-- Begin --

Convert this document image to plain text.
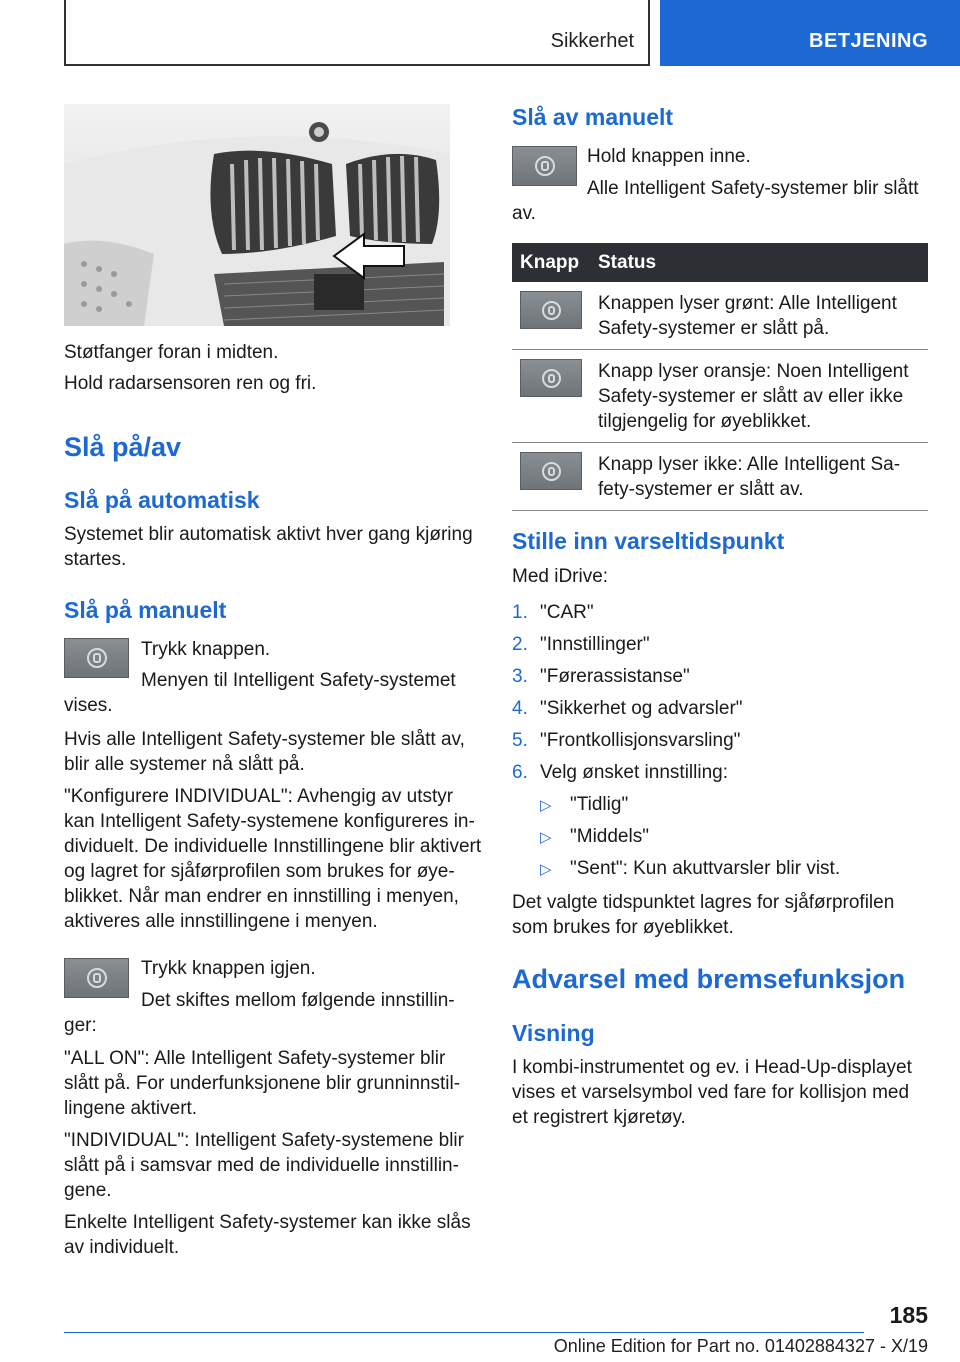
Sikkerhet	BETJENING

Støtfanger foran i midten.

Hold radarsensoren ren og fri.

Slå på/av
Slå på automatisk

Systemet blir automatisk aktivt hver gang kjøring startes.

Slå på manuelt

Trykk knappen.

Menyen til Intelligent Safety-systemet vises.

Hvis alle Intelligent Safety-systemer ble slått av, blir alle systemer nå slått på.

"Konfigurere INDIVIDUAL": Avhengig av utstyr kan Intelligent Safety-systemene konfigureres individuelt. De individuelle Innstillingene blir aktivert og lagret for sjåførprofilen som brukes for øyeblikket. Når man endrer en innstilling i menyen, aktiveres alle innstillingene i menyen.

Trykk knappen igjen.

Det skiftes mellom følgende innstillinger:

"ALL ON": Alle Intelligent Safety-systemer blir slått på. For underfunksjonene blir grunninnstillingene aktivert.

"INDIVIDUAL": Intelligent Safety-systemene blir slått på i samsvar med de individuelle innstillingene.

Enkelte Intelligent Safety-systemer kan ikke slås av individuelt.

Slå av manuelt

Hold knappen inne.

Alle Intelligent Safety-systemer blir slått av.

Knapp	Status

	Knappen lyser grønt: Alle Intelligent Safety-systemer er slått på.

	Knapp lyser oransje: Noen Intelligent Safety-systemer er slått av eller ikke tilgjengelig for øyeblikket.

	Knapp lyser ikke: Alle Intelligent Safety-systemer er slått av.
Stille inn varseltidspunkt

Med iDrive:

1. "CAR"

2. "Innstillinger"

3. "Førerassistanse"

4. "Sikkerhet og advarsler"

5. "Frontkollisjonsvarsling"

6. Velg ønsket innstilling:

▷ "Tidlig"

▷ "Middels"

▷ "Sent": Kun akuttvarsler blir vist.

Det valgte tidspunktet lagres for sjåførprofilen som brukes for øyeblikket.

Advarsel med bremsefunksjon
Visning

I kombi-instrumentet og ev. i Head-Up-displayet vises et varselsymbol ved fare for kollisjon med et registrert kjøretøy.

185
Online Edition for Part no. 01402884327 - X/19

-- End --

WHAT YOU HAVE TO DO
Give an exact reproduction of every line, leaving out any picture.

SOLUTION TO THIS TASK
Convert this document image to plain text.
Sikkerhet	BETJENING

Støtfanger foran i midten.

Hold radarsensoren ren og fri.

Slå på/av
Slå på automatisk

Systemet blir automatisk aktivt hver gang kjøring startes.

Slå på manuelt

Trykk knappen.

Menyen til Intelligent Safety-systemet vises.

Hvis alle Intelligent Safety-systemer ble slått av, blir alle systemer nå slått på.

"Konfigurere INDIVIDUAL": Avhengig av utstyr kan Intelligent Safety-systemene konfigureres individuelt. De individuelle Innstillingene blir aktivert og lagret for sjåførprofilen som brukes for øyeblikket. Når man endrer en innstilling i menyen, aktiveres alle innstillingene i menyen.

Trykk knappen igjen.

Det skiftes mellom følgende innstillinger:

"ALL ON": Alle Intelligent Safety-systemer blir slått på. For underfunksjonene blir grunninnstillingene aktivert.

"INDIVIDUAL": Intelligent Safety-systemene blir slått på i samsvar med de individuelle innstillingene.

Enkelte Intelligent Safety-systemer kan ikke slås av individuelt.

Slå av manuelt

Hold knappen inne.

Alle Intelligent Safety-systemer blir slått av.

Knapp	Status

	Knappen lyser grønt: Alle Intelligent Safety-systemer er slått på.

	Knapp lyser oransje: Noen Intelligent Safety-systemer er slått av eller ikke tilgjengelig for øyeblikket.

	Knapp lyser ikke: Alle Intelligent Safety-systemer er slått av.
Stille inn varseltidspunkt

Med iDrive:

1. "CAR"

2. "Innstillinger"

3. "Førerassistanse"

4. "Sikkerhet og advarsler"

5. "Frontkollisjonsvarsling"

6. Velg ønsket innstilling:

▷ "Tidlig"

▷ "Middels"

▷ "Sent": Kun akuttvarsler blir vist.

Det valgte tidspunktet lagres for sjåførprofilen som brukes for øyeblikket.

Advarsel med bremsefunksjon
Visning

I kombi-instrumentet og ev. i Head-Up-displayet vises et varselsymbol ved fare for kollisjon med et registrert kjøretøy.

185
Online Edition for Part no. 01402884327 - X/19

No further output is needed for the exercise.